** Directions **
The records should be written out in full, with nothing altered.

Items start

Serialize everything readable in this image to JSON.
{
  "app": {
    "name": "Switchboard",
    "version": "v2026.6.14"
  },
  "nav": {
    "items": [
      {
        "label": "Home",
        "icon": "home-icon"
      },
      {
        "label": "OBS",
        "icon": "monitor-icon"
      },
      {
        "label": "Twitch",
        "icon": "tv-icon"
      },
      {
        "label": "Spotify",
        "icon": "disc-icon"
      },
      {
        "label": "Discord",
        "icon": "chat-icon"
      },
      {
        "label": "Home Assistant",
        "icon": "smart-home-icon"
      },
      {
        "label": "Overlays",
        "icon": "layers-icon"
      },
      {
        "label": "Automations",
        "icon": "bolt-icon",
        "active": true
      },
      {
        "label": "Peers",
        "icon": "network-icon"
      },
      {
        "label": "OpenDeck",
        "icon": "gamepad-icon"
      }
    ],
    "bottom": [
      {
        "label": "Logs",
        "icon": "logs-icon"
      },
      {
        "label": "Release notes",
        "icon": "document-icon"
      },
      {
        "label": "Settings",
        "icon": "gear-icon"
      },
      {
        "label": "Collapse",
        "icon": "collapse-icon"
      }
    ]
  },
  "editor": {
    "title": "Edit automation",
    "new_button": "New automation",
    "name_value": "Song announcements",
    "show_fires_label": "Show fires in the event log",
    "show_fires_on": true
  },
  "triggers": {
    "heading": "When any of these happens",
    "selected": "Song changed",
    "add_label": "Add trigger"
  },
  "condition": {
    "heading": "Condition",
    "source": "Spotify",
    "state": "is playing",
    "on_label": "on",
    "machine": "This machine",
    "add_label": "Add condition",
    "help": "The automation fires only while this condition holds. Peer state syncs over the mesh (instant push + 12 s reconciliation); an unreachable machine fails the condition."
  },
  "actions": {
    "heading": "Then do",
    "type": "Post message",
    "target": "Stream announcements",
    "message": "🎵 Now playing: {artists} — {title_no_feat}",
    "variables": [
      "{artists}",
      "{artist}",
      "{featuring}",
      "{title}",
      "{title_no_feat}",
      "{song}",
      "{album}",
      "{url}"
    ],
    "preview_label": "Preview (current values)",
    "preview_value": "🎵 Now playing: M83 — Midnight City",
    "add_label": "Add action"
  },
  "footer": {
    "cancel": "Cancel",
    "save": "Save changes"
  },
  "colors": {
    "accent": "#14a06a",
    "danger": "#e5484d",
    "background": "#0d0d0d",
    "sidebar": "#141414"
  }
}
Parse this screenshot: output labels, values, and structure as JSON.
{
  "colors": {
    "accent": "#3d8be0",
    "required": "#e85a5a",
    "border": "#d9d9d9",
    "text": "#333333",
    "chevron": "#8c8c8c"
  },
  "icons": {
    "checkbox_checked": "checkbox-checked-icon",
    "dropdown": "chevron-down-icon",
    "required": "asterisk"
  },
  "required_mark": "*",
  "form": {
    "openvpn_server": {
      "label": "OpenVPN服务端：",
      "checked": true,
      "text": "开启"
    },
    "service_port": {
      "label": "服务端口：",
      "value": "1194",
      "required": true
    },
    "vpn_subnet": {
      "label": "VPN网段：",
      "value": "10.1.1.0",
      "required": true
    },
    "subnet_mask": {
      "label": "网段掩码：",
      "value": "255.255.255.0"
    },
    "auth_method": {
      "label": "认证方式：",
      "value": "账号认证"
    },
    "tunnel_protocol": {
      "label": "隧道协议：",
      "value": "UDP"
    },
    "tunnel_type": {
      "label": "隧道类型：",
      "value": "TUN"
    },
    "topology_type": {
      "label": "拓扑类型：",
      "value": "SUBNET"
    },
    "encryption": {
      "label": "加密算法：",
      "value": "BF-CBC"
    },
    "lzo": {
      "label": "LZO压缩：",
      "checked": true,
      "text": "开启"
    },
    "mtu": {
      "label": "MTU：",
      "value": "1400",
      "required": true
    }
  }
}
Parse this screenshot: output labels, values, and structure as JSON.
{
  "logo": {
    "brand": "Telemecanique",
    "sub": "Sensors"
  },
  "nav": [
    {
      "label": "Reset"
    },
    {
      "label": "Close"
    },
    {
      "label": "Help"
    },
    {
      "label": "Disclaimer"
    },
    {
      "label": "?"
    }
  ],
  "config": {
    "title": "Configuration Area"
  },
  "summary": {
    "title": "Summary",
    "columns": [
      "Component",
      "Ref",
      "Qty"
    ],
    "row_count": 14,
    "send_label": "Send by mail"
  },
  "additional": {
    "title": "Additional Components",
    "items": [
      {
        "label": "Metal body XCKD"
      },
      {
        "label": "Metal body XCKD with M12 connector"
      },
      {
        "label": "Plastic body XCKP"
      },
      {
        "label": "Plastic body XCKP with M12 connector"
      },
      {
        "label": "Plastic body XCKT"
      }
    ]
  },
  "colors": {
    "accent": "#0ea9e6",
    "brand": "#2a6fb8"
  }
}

Items end

** The solution **
Serialize everything readable in this image to JSON.
{
  "app": {
    "name": "Switchboard",
    "version": "v2026.6.14"
  },
  "nav": {
    "items": [
      {
        "label": "Home",
        "icon": "home-icon"
      },
      {
        "label": "OBS",
        "icon": "monitor-icon"
      },
      {
        "label": "Twitch",
        "icon": "tv-icon"
      },
      {
        "label": "Spotify",
        "icon": "disc-icon"
      },
      {
        "label": "Discord",
        "icon": "chat-icon"
      },
      {
        "label": "Home Assistant",
        "icon": "smart-home-icon"
      },
      {
        "label": "Overlays",
        "icon": "layers-icon"
      },
      {
        "label": "Automations",
        "icon": "bolt-icon",
        "active": true
      },
      {
        "label": "Peers",
        "icon": "network-icon"
      },
      {
        "label": "OpenDeck",
        "icon": "gamepad-icon"
      }
    ],
    "bottom": [
      {
        "label": "Logs",
        "icon": "logs-icon"
      },
      {
        "label": "Release notes",
        "icon": "document-icon"
      },
      {
        "label": "Settings",
        "icon": "gear-icon"
      },
      {
        "label": "Collapse",
        "icon": "collapse-icon"
      }
    ]
  },
  "editor": {
    "title": "Edit automation",
    "new_button": "New automation",
    "name_value": "Song announcements",
    "show_fires_label": "Show fires in the event log",
    "show_fires_on": true
  },
  "triggers": {
    "heading": "When any of these happens",
    "selected": "Song changed",
    "add_label": "Add trigger"
  },
  "condition": {
    "heading": "Condition",
    "source": "Spotify",
    "state": "is playing",
    "on_label": "on",
    "machine": "This machine",
    "add_label": "Add condition",
    "help": "The automation fires only while this condition holds. Peer state syncs over the mesh (instant push + 12 s reconciliation); an unreachable machine fails the condition."
  },
  "actions": {
    "heading": "Then do",
    "type": "Post message",
    "target": "Stream announcements",
    "message": "🎵 Now playing: {artists} — {title_no_feat}",
    "variables": [
      "{artists}",
      "{artist}",
      "{featuring}",
      "{title}",
      "{title_no_feat}",
      "{song}",
      "{album}",
      "{url}"
    ],
    "preview_label": "Preview (current values)",
    "preview_value": "🎵 Now playing: M83 — Midnight City",
    "add_label": "Add action"
  },
  "footer": {
    "cancel": "Cancel",
    "save": "Save changes"
  },
  "colors": {
    "accent": "#14a06a",
    "danger": "#e5484d",
    "background": "#0d0d0d",
    "sidebar": "#141414"
  }
}
Parse this screenshot: output labels, values, and structure as JSON.
{
  "colors": {
    "accent": "#3d8be0",
    "required": "#e85a5a",
    "border": "#d9d9d9",
    "text": "#333333",
    "chevron": "#8c8c8c"
  },
  "icons": {
    "checkbox_checked": "checkbox-checked-icon",
    "dropdown": "chevron-down-icon",
    "required": "asterisk"
  },
  "required_mark": "*",
  "form": {
    "openvpn_server": {
      "label": "OpenVPN服务端：",
      "checked": true,
      "text": "开启"
    },
    "service_port": {
      "label": "服务端口：",
      "value": "1194",
      "required": true
    },
    "vpn_subnet": {
      "label": "VPN网段：",
      "value": "10.1.1.0",
      "required": true
    },
    "subnet_mask": {
      "label": "网段掩码：",
      "value": "255.255.255.0"
    },
    "auth_method": {
      "label": "认证方式：",
      "value": "账号认证"
    },
    "tunnel_protocol": {
      "label": "隧道协议：",
      "value": "UDP"
    },
    "tunnel_type": {
      "label": "隧道类型：",
      "value": "TUN"
    },
    "topology_type": {
      "label": "拓扑类型：",
      "value": "SUBNET"
    },
    "encryption": {
      "label": "加密算法：",
      "value": "BF-CBC"
    },
    "lzo": {
      "label": "LZO压缩：",
      "checked": true,
      "text": "开启"
    },
    "mtu": {
      "label": "MTU：",
      "value": "1400",
      "required": true
    }
  }
}
Parse this screenshot: output labels, values, and structure as JSON.
{
  "logo": {
    "brand": "Telemecanique",
    "sub": "Sensors"
  },
  "nav": [
    {
      "label": "Reset"
    },
    {
      "label": "Close"
    },
    {
      "label": "Help"
    },
    {
      "label": "Disclaimer"
    },
    {
      "label": "?"
    }
  ],
  "config": {
    "title": "Configuration Area"
  },
  "summary": {
    "title": "Summary",
    "columns": [
      "Component",
      "Ref",
      "Qty"
    ],
    "row_count": 14,
    "send_label": "Send by mail"
  },
  "additional": {
    "title": "Additional Components",
    "items": [
      {
        "label": "Metal body XCKD"
      },
      {
        "label": "Metal body XCKD with M12 connector"
      },
      {
        "label": "Plastic body XCKP"
      },
      {
        "label": "Plastic body XCKP with M12 connector"
      },
      {
        "label": "Plastic body XCKT"
      }
    ]
  },
  "colors": {
    "accent": "#0ea9e6",
    "brand": "#2a6fb8"
  }
}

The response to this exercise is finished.